(Items from a dataset)
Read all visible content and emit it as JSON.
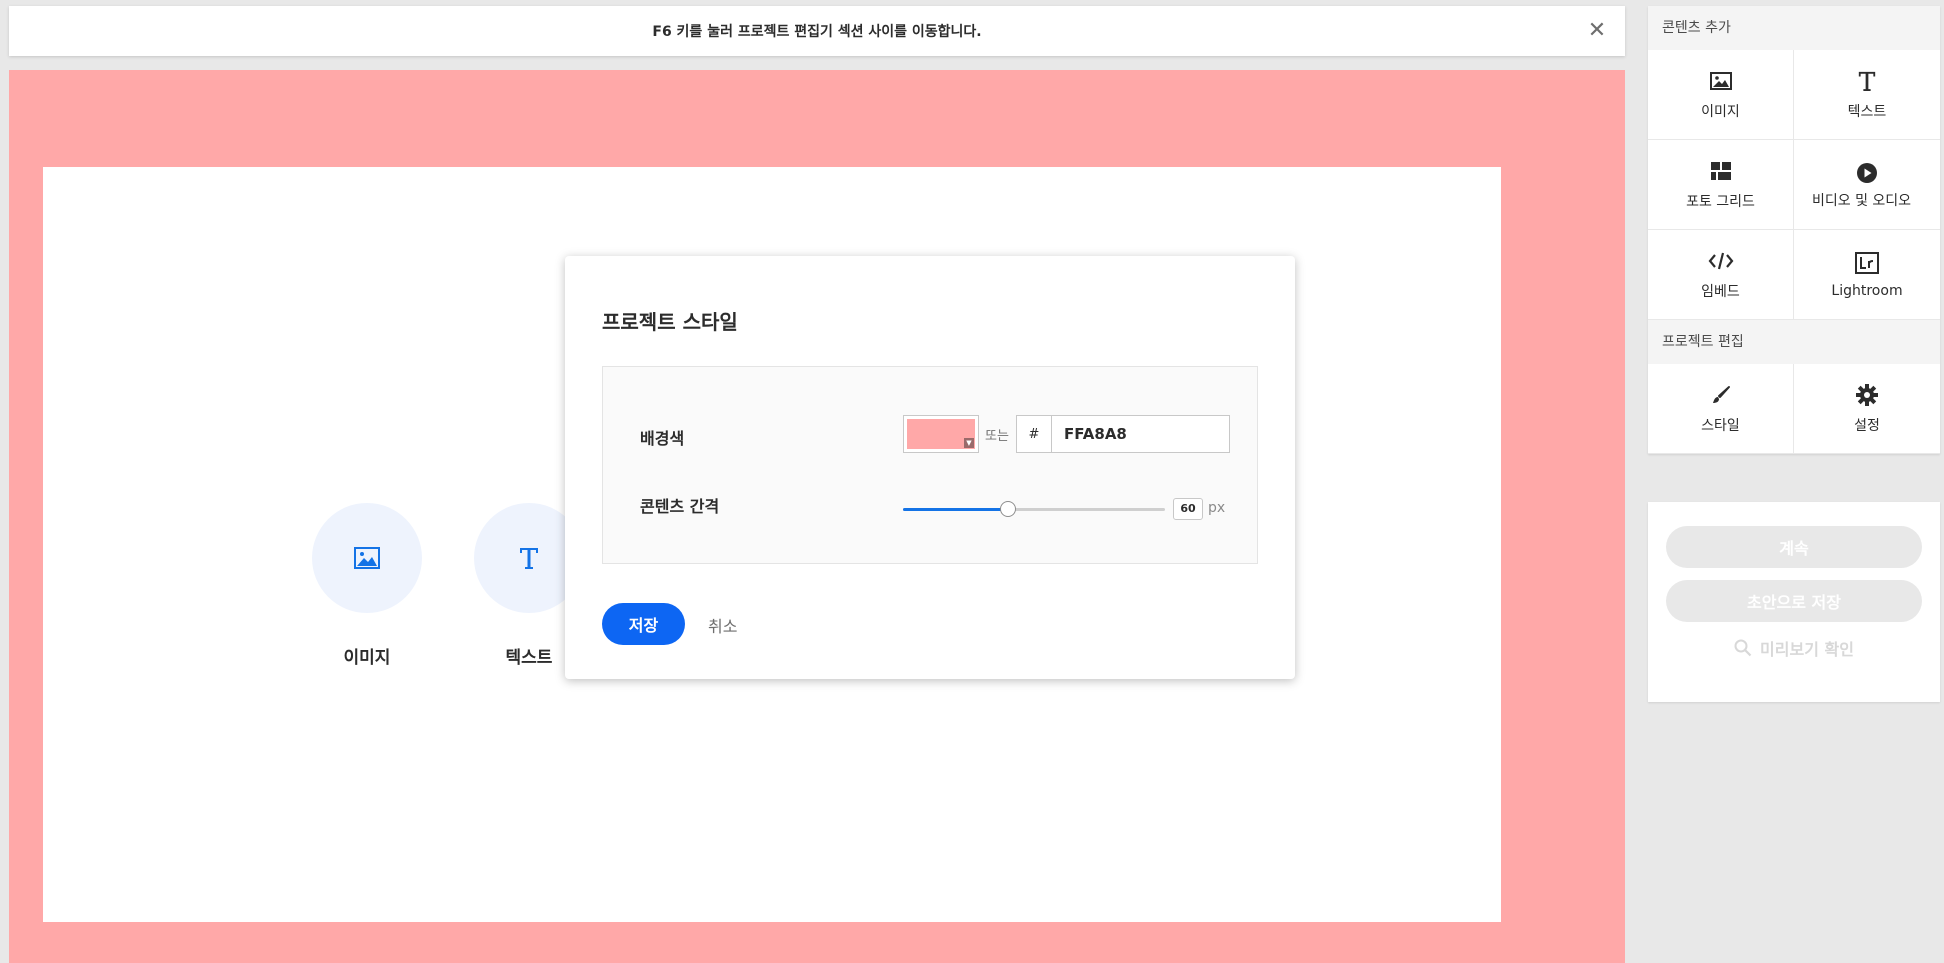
{
  "notice": {
    "message": "F6 키를 눌러 프로젝트 편집기 섹션 사이를 이동합니다.",
    "close_glyph": "✕"
  },
  "canvas": {
    "background_color": "#FFA8A8",
    "start_items": [
      {
        "label": "이미지",
        "icon": "image-icon"
      },
      {
        "label": "텍스트",
        "icon": "text-icon"
      }
    ]
  },
  "modal": {
    "title": "프로젝트 스타일",
    "background_label": "배경색",
    "or_text": "또는",
    "hex_hash": "#",
    "hex_value": "FFA8A8",
    "spacing_label": "콘텐츠 간격",
    "spacing_value": "60",
    "spacing_unit": "px",
    "spacing_fraction": 0.4,
    "save_label": "저장",
    "cancel_label": "취소"
  },
  "sidebar": {
    "add_content_title": "콘텐츠 추가",
    "add_content_items": [
      {
        "label": "이미지",
        "icon": "image-icon"
      },
      {
        "label": "텍스트",
        "icon": "text-icon"
      },
      {
        "label": "포토 그리드",
        "icon": "photo-grid-icon"
      },
      {
        "label": "비디오 및 오디오",
        "icon": "play-icon"
      },
      {
        "label": "임베드",
        "icon": "embed-code-icon"
      },
      {
        "label": "Lightroom",
        "icon": "lightroom-icon"
      }
    ],
    "edit_project_title": "프로젝트 편집",
    "edit_project_items": [
      {
        "label": "스타일",
        "icon": "brush-icon"
      },
      {
        "label": "설정",
        "icon": "gear-icon"
      }
    ],
    "continue_label": "계속",
    "save_draft_label": "초안으로 저장",
    "preview_label": "미리보기 확인"
  },
  "colors": {
    "accent": "#0d66f3",
    "canvas_bg": "#FFA8A8"
  }
}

• [What you need to do]
State the number of lines in the preceding entries that include the word "icon". Provide nothing else.

• [Task output]
10